> [Stated goal]:
Check each line of the material below, and copy it if it holds the string "Hovmöller".
____
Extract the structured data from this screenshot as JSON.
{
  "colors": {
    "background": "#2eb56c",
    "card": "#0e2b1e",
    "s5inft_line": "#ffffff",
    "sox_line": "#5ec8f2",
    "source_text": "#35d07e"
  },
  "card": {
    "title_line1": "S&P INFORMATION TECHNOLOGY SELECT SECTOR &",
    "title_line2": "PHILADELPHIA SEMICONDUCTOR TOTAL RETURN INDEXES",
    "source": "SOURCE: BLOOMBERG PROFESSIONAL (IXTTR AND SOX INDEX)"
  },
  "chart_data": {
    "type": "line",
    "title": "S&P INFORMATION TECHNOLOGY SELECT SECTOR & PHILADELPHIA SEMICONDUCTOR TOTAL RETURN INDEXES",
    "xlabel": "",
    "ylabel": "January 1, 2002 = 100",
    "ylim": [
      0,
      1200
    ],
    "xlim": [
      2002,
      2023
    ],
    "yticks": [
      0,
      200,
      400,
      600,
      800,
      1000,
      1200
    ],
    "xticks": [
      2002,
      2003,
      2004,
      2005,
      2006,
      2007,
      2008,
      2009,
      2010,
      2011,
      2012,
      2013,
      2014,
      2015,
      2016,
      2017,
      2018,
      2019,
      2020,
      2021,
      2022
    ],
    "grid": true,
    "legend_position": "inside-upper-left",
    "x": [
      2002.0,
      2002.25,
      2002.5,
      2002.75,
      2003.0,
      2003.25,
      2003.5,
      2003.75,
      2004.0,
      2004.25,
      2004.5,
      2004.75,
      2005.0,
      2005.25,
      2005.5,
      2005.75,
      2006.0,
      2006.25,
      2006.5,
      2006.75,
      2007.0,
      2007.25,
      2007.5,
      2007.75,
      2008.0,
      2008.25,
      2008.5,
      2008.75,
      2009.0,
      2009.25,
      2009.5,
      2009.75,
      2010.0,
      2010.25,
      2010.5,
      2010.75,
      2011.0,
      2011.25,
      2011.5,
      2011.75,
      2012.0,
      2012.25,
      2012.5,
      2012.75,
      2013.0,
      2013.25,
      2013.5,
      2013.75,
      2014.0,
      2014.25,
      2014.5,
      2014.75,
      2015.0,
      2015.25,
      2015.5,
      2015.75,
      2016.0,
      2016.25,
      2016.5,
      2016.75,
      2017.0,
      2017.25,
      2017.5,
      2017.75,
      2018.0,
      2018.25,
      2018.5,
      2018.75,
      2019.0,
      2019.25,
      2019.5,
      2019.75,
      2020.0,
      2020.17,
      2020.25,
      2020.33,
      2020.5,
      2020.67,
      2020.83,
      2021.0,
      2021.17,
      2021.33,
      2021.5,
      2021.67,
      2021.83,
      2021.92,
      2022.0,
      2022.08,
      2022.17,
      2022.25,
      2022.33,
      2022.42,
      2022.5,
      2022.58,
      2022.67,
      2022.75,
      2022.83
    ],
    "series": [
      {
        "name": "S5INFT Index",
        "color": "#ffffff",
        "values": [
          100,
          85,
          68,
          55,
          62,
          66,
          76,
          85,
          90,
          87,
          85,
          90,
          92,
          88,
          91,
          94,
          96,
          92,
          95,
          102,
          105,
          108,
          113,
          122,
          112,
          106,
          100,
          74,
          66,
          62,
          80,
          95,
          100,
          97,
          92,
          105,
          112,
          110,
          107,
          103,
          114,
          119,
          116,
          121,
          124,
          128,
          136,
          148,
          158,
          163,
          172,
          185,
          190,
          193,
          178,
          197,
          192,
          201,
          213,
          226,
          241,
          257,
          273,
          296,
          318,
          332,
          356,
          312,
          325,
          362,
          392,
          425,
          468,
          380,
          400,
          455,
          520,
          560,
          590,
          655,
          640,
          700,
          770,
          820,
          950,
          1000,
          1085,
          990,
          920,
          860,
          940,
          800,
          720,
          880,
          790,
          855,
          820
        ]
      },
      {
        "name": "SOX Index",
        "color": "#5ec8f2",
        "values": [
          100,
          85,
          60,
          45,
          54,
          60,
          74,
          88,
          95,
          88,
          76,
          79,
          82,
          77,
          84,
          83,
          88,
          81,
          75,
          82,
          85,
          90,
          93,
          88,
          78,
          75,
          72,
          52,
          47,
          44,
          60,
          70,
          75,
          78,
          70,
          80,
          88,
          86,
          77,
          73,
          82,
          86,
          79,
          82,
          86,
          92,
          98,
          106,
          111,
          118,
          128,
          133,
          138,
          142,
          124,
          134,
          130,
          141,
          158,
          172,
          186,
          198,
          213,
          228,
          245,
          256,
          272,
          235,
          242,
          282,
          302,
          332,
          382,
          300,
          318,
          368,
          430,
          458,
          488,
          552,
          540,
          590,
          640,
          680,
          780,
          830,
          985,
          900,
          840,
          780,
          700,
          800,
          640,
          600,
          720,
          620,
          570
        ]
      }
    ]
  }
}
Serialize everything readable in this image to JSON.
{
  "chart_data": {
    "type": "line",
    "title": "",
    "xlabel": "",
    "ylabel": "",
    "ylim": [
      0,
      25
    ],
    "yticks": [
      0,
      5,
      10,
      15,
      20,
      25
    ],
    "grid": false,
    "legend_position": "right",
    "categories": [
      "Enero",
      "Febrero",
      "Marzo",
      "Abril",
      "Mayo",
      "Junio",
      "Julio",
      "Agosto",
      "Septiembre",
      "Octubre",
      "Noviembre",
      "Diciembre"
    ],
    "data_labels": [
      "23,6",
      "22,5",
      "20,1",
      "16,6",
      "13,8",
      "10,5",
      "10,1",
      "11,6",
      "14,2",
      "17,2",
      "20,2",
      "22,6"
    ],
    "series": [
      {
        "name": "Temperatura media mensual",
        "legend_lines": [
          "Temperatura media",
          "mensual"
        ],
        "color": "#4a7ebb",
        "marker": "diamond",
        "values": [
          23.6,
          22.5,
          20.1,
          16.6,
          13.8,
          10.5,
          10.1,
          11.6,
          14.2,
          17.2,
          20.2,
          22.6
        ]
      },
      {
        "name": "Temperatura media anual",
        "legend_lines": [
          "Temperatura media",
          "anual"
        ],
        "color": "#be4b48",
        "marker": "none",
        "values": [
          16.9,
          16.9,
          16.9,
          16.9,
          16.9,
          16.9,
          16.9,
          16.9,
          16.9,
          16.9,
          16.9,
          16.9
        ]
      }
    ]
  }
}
____
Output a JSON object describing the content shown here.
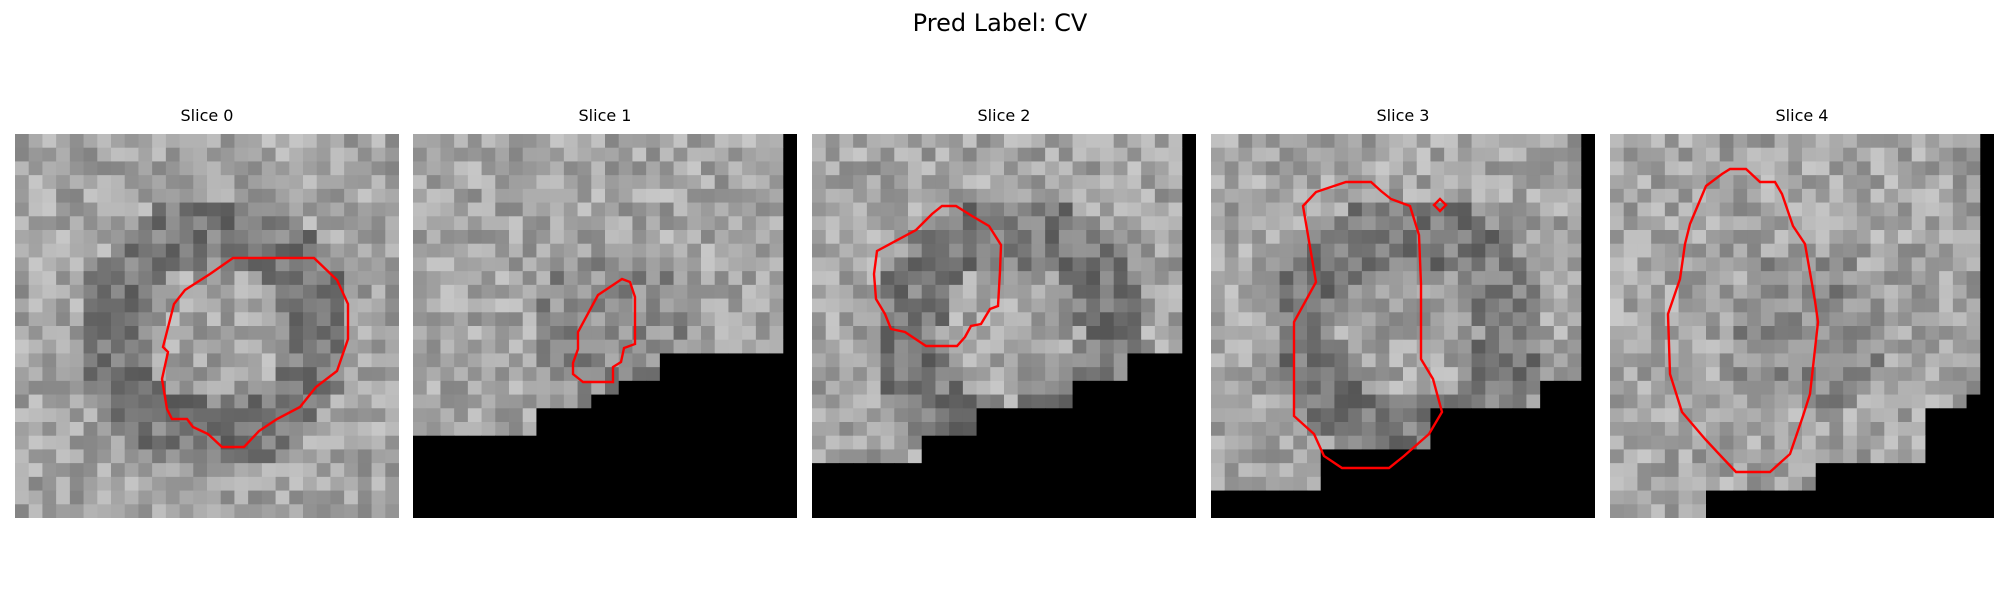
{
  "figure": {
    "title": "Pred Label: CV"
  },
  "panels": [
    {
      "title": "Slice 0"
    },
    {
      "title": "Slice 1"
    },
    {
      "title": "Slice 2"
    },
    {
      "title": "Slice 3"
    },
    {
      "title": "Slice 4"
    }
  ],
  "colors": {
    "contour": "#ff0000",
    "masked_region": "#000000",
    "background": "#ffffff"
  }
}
____
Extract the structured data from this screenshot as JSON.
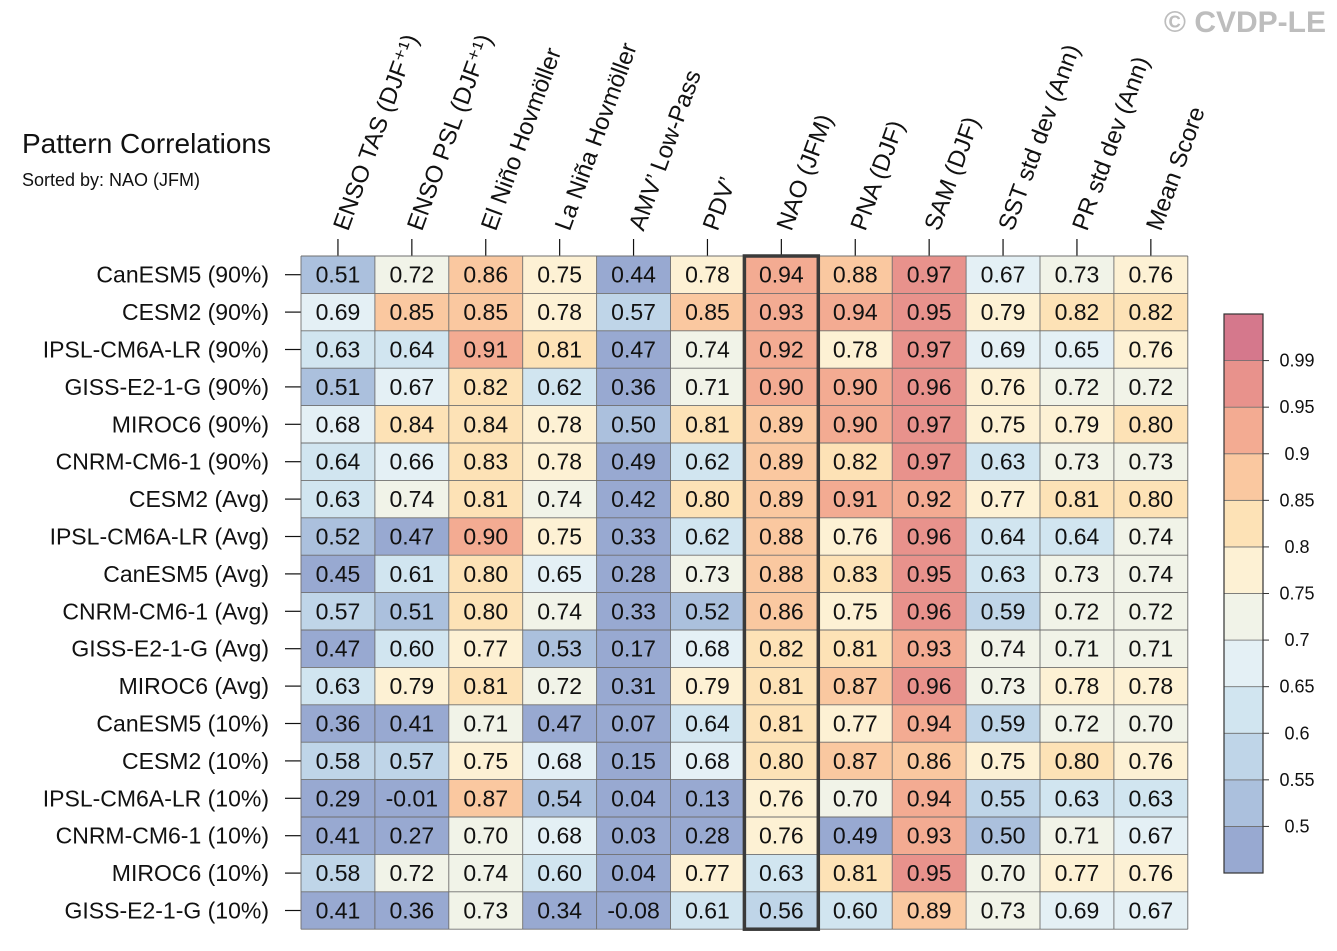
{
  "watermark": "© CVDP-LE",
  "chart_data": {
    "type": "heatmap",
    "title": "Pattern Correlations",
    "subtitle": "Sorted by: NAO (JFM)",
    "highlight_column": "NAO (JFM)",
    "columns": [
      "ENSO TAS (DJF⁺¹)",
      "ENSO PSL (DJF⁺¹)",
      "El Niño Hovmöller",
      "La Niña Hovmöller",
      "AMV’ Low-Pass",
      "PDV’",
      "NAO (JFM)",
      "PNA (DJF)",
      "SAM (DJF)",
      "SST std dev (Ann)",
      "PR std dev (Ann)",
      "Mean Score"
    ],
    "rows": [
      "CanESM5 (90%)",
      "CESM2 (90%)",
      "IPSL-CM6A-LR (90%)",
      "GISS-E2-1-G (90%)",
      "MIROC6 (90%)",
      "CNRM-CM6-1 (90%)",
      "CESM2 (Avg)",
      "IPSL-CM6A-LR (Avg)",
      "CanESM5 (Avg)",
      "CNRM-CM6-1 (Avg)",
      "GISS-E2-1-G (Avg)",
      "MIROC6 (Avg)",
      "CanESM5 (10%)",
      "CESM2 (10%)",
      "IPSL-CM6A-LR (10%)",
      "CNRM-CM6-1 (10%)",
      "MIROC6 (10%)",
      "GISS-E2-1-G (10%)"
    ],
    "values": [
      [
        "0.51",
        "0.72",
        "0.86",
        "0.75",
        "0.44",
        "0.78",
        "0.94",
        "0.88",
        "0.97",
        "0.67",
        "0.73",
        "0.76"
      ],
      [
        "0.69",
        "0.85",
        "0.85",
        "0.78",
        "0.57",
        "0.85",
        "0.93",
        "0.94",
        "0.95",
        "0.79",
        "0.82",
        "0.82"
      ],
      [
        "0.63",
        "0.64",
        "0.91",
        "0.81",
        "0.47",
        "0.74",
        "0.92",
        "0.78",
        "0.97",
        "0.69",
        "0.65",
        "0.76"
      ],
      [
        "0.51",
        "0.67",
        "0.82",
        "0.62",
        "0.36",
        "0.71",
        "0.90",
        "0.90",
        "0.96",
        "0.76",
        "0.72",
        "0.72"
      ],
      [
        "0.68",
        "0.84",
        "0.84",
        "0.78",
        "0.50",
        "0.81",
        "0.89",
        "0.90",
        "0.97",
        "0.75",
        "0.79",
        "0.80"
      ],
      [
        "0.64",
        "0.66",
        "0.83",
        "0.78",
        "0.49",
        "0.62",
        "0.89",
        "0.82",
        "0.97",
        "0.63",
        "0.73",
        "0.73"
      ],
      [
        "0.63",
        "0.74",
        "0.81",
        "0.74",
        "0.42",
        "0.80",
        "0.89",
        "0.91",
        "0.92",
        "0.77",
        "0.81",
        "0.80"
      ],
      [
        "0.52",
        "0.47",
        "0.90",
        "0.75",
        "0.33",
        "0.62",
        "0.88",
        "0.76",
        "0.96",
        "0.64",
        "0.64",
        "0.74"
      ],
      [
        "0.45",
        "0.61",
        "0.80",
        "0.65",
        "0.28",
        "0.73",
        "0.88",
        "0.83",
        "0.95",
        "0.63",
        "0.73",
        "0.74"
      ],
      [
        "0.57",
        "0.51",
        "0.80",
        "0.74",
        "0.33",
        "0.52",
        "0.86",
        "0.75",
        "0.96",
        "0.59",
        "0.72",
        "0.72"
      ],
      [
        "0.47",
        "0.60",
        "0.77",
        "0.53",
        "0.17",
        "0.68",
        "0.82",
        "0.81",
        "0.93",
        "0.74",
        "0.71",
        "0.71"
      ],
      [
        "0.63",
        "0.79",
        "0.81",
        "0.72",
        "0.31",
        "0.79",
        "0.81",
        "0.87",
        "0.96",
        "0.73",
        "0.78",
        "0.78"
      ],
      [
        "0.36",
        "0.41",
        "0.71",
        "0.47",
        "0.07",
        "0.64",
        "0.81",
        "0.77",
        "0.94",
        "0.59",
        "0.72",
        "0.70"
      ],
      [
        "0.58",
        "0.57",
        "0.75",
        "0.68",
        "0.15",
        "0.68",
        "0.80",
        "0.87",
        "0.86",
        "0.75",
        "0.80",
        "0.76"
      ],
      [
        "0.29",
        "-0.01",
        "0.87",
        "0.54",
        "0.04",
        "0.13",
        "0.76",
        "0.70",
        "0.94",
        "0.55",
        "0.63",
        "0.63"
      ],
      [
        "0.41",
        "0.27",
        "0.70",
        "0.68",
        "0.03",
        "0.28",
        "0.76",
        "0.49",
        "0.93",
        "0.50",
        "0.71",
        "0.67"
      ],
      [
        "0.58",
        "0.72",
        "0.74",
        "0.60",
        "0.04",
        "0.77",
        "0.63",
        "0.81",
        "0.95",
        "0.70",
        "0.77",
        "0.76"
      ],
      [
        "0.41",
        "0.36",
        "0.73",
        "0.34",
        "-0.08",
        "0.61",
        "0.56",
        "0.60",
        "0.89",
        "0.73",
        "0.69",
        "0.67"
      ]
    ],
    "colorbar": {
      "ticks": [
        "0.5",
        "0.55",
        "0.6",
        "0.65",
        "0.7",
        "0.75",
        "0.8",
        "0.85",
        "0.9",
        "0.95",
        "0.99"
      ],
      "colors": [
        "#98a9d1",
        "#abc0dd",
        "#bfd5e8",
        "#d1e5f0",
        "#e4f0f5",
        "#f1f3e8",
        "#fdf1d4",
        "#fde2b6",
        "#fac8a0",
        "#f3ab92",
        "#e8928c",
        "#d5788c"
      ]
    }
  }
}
____
> [Exercise result]:
      "El Niño Hovmöller",
      "La Niña Hovmöller",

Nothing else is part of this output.